— begin Records provided —
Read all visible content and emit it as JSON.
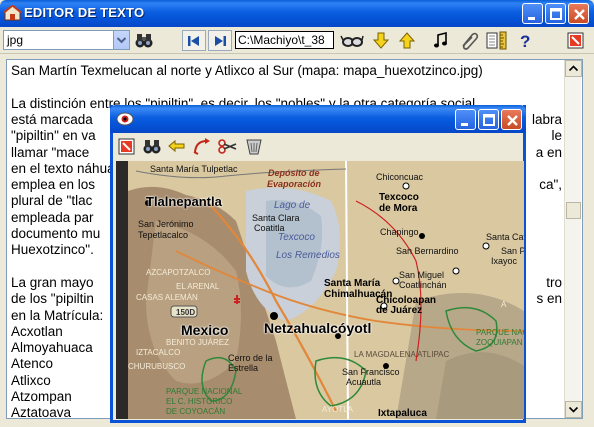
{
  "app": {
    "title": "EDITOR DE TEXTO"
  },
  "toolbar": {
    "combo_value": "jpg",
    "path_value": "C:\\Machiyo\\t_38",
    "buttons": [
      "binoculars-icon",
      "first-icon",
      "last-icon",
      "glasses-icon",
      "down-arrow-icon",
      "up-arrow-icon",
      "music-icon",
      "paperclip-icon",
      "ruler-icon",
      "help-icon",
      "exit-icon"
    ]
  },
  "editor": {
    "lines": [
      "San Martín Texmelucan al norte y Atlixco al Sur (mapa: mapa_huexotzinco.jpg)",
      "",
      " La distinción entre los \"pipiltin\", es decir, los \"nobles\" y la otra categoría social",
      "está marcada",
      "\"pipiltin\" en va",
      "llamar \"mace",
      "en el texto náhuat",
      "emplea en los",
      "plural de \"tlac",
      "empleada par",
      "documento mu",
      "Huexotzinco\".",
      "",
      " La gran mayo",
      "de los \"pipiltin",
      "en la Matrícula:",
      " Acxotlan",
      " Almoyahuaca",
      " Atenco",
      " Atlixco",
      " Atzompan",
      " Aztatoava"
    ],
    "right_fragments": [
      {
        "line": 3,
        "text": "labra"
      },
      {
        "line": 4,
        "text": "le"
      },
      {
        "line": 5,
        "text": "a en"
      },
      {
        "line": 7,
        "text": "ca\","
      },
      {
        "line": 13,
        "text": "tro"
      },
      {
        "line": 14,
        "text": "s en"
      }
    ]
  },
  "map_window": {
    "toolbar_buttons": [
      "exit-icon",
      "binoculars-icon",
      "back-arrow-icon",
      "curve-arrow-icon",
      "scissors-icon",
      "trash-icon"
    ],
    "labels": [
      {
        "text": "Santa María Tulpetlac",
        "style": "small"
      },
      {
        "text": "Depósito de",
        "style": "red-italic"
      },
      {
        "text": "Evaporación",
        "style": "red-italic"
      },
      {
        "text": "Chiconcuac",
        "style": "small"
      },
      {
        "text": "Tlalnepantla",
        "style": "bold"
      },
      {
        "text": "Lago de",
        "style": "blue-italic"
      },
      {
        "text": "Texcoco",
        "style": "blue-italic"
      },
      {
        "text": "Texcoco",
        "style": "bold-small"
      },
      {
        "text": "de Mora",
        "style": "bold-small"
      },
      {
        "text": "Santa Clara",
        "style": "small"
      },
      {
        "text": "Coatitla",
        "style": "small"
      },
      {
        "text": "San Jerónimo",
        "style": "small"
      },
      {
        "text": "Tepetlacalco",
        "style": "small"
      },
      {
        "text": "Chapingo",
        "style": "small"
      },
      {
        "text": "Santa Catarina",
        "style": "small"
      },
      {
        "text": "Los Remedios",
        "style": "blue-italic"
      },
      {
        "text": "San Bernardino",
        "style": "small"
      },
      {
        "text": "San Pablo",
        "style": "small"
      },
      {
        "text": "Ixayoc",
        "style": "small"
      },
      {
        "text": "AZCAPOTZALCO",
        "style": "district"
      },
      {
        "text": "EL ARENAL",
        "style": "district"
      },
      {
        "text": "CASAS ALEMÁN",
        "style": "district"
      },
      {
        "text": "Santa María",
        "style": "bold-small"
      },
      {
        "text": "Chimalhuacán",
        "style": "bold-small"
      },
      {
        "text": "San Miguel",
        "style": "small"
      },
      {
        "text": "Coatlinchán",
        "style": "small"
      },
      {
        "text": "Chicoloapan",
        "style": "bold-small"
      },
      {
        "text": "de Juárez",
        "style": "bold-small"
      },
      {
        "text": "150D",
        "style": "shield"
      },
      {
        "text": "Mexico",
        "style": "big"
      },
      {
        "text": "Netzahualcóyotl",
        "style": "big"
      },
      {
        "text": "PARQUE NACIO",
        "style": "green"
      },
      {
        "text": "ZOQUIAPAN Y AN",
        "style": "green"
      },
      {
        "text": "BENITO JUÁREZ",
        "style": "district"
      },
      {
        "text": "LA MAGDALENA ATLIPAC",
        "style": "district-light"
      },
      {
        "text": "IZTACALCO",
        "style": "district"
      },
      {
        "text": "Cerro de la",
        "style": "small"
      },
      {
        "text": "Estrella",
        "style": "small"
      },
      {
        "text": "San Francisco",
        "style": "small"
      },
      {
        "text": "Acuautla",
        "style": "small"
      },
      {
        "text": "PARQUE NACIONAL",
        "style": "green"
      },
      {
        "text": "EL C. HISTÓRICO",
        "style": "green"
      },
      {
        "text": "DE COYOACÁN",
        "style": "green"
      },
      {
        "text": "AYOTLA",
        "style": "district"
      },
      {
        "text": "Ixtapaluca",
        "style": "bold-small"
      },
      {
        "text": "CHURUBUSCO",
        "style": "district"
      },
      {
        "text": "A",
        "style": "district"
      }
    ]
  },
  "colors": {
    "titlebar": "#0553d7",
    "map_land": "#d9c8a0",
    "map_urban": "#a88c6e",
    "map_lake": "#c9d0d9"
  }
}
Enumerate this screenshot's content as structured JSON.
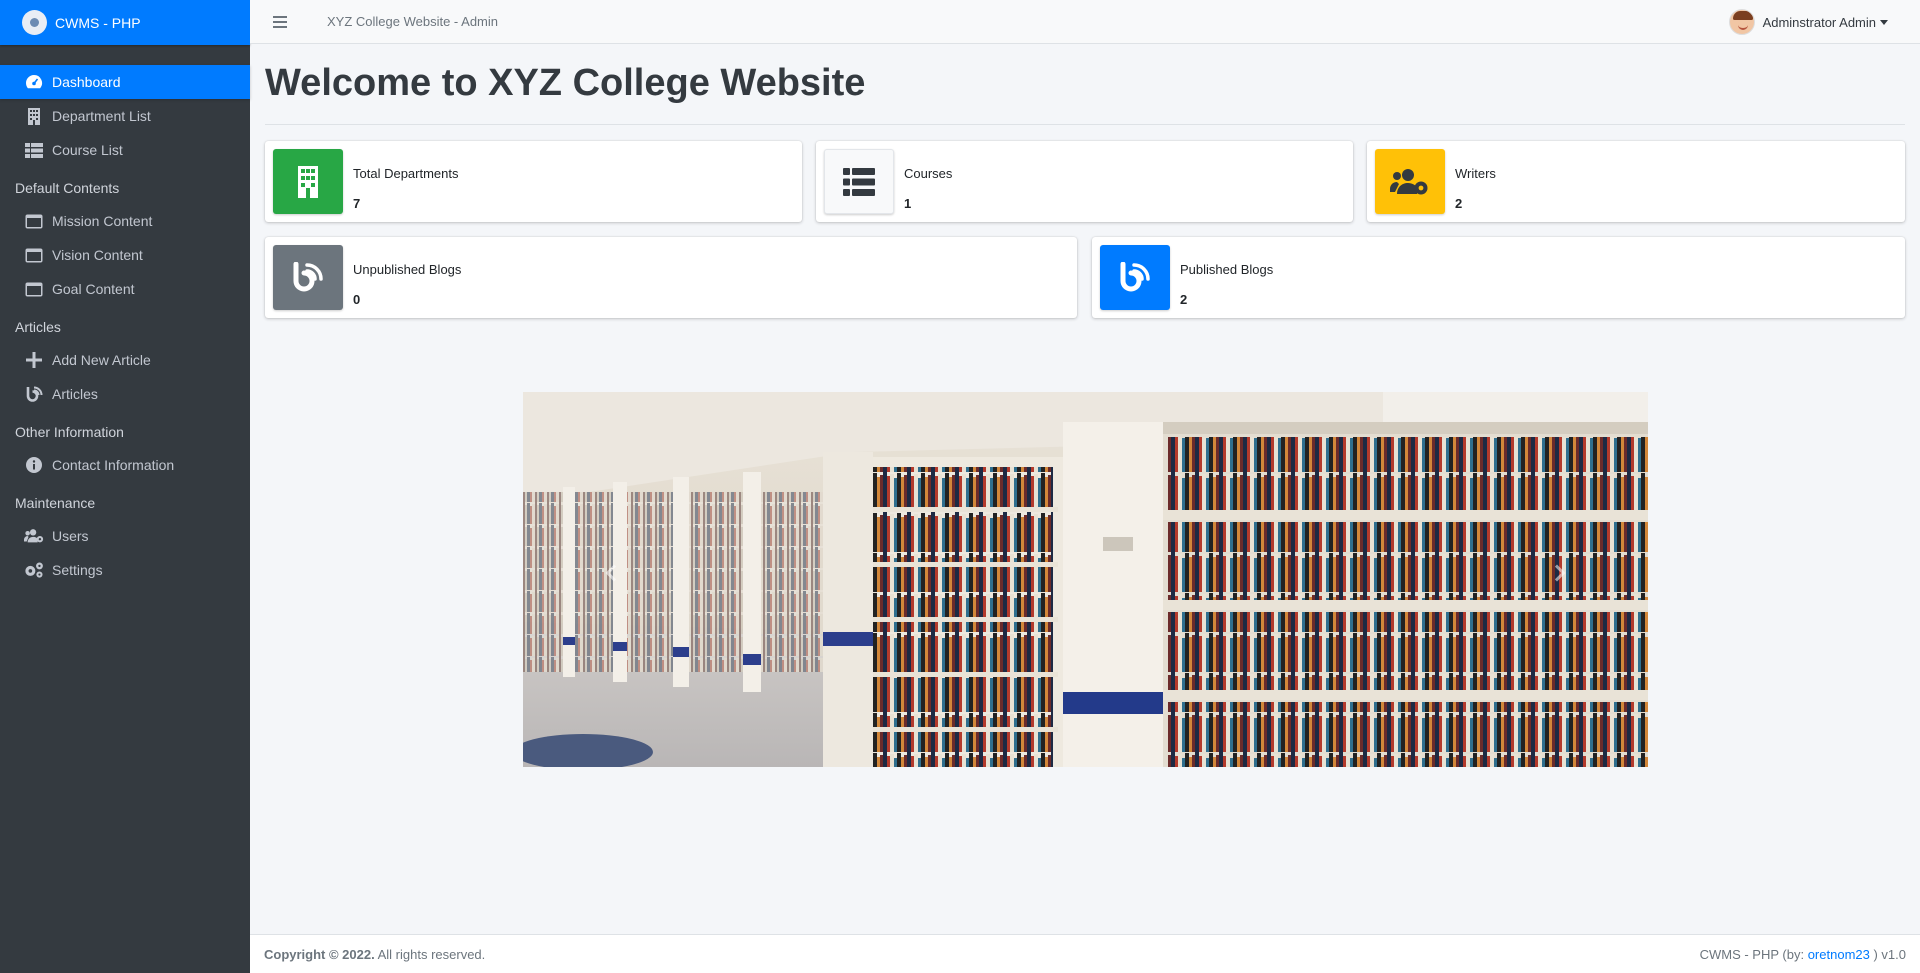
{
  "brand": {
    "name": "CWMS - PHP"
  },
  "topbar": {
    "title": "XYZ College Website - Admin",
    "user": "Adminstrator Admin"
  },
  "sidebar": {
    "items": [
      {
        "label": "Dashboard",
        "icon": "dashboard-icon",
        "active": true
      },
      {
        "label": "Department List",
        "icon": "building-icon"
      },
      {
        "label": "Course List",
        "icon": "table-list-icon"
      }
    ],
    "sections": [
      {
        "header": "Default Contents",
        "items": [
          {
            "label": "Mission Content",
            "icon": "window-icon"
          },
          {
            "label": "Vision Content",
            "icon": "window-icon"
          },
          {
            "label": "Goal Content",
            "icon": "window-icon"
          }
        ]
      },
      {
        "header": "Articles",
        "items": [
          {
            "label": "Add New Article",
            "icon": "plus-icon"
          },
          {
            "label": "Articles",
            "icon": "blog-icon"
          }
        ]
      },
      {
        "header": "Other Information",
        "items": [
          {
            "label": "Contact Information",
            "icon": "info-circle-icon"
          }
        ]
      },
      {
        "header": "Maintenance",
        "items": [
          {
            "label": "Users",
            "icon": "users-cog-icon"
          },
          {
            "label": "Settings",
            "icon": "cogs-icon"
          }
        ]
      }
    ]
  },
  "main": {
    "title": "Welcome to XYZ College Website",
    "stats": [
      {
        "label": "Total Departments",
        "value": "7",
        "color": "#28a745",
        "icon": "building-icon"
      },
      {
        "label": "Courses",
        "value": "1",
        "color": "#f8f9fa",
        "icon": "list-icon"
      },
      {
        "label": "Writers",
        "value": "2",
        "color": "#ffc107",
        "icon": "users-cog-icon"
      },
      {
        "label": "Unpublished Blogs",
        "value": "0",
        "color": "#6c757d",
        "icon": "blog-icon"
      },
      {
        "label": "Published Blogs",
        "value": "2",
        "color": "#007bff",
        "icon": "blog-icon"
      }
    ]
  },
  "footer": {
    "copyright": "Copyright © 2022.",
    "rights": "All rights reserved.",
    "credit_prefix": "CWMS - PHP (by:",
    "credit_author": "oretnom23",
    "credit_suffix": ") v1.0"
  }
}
— end Records provided —
— begin Records provided —
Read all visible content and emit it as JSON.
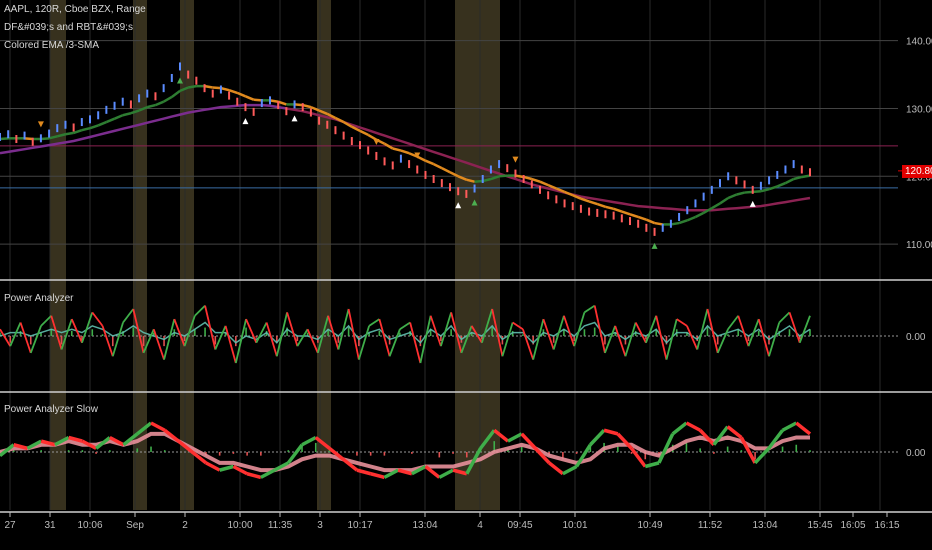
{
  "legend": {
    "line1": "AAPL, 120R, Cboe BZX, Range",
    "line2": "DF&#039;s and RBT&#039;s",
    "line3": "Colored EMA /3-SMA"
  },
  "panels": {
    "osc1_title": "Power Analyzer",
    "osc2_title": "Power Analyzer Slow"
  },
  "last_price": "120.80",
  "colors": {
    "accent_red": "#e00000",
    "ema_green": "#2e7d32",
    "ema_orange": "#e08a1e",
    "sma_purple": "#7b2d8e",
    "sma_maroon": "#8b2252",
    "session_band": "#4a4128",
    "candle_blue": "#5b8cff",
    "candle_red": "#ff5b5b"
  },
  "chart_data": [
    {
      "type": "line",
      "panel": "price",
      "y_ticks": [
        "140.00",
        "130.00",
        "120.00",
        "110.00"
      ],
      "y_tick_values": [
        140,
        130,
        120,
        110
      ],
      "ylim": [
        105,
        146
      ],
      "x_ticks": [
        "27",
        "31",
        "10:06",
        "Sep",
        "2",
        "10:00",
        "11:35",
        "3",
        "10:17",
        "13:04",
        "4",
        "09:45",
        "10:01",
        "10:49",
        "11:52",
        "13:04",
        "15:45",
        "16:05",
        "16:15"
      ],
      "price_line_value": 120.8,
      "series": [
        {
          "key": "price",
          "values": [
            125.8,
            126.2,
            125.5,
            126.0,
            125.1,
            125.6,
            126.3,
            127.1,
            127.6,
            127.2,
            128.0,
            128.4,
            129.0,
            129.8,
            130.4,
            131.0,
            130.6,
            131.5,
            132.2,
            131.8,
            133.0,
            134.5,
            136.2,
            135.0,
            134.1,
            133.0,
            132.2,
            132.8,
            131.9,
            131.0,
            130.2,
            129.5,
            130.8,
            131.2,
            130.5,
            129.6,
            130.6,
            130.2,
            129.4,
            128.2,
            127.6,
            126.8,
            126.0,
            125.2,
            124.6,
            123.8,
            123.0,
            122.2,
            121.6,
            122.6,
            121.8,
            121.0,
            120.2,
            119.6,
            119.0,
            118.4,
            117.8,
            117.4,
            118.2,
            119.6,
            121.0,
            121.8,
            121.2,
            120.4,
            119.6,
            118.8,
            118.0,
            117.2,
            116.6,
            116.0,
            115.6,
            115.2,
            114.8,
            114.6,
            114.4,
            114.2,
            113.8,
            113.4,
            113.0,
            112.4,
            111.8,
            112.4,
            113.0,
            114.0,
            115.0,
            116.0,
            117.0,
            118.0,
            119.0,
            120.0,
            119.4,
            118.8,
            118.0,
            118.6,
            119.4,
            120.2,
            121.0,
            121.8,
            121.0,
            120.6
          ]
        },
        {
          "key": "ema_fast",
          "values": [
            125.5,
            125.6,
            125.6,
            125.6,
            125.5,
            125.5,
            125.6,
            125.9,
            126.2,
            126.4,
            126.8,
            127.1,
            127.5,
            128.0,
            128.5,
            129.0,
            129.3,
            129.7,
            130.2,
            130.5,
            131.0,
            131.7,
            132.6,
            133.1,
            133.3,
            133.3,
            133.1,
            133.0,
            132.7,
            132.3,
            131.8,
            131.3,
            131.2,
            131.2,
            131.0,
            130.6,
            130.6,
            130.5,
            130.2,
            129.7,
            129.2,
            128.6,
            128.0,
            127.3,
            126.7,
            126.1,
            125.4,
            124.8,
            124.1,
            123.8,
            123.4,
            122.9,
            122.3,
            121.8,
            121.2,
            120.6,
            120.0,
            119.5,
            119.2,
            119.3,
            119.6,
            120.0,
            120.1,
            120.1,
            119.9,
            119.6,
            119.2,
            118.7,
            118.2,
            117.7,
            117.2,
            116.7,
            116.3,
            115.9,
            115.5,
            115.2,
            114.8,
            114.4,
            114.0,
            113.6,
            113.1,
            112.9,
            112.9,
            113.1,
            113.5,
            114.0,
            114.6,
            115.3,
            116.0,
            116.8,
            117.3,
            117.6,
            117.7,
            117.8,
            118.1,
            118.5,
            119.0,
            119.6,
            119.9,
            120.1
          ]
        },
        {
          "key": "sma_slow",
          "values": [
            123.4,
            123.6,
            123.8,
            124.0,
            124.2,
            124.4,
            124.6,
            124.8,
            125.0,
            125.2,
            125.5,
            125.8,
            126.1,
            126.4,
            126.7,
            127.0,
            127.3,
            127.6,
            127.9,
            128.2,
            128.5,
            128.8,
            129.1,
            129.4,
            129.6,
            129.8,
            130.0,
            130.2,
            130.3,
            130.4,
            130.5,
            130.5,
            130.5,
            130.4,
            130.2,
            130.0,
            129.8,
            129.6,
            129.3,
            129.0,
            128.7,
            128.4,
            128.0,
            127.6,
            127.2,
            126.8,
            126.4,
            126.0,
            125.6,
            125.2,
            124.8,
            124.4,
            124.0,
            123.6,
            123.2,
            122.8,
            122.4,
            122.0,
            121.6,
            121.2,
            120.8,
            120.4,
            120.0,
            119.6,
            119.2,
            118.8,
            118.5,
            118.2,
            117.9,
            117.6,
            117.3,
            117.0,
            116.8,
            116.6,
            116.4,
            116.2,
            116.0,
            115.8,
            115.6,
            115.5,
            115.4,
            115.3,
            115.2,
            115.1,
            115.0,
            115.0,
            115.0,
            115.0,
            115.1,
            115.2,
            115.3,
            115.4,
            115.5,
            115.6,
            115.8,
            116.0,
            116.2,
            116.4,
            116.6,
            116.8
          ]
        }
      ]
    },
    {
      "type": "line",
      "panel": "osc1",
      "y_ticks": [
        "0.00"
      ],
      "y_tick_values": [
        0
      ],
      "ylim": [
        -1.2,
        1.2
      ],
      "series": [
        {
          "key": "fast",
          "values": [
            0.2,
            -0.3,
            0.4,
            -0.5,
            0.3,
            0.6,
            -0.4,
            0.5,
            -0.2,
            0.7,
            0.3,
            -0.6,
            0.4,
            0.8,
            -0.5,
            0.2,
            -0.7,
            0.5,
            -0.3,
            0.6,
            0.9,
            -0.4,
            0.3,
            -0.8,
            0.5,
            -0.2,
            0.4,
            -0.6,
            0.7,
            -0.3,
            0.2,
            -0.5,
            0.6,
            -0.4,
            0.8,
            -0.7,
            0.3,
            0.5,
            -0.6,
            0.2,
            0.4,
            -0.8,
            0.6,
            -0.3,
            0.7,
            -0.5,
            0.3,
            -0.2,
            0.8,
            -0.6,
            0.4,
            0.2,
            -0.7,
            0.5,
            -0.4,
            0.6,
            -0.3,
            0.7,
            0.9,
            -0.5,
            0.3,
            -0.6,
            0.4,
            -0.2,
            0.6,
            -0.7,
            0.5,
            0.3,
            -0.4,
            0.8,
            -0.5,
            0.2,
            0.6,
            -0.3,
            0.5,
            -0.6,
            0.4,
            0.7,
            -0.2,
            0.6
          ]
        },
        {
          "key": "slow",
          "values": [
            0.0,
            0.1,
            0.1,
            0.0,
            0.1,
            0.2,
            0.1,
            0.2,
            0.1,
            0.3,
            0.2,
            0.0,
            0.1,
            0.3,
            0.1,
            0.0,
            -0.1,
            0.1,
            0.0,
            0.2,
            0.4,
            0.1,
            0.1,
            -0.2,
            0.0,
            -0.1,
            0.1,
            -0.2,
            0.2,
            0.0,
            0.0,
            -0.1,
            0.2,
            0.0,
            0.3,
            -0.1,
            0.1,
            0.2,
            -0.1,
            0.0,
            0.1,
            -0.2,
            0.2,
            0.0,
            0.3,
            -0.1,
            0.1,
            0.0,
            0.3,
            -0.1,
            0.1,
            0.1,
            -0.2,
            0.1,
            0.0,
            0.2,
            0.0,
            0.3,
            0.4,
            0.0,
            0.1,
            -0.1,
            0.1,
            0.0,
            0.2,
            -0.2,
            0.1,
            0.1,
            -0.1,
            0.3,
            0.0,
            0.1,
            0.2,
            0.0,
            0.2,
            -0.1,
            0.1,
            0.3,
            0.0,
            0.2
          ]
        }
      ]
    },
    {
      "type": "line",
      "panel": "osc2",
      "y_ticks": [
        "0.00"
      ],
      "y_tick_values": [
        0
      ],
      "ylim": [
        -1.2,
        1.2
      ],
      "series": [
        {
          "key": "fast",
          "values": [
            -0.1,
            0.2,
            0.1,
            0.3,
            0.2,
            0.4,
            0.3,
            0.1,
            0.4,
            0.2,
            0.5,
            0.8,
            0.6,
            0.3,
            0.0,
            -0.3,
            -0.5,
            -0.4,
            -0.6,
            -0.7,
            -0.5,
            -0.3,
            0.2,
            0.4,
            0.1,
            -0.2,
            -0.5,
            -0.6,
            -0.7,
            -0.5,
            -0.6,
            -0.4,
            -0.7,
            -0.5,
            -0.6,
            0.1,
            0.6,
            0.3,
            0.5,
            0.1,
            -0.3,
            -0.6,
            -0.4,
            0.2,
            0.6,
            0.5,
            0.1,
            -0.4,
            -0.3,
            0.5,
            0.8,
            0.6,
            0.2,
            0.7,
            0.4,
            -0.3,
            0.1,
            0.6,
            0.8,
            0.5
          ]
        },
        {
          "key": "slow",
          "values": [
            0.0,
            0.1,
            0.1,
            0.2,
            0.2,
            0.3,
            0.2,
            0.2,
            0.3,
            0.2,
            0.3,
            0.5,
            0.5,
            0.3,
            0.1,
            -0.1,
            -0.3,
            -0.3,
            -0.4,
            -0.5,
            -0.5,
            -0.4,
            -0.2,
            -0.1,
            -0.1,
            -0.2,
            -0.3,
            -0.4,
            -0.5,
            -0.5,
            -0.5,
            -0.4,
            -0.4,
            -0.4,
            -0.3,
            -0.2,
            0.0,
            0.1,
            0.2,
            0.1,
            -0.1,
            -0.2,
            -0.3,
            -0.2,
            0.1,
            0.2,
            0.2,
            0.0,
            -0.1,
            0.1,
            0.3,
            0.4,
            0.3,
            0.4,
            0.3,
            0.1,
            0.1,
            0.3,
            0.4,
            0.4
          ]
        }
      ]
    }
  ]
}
— end Records provided —
## Exercise details
Exactly how many lines contain "PARQUE"? State the number and nothing else.

## Correct answer
2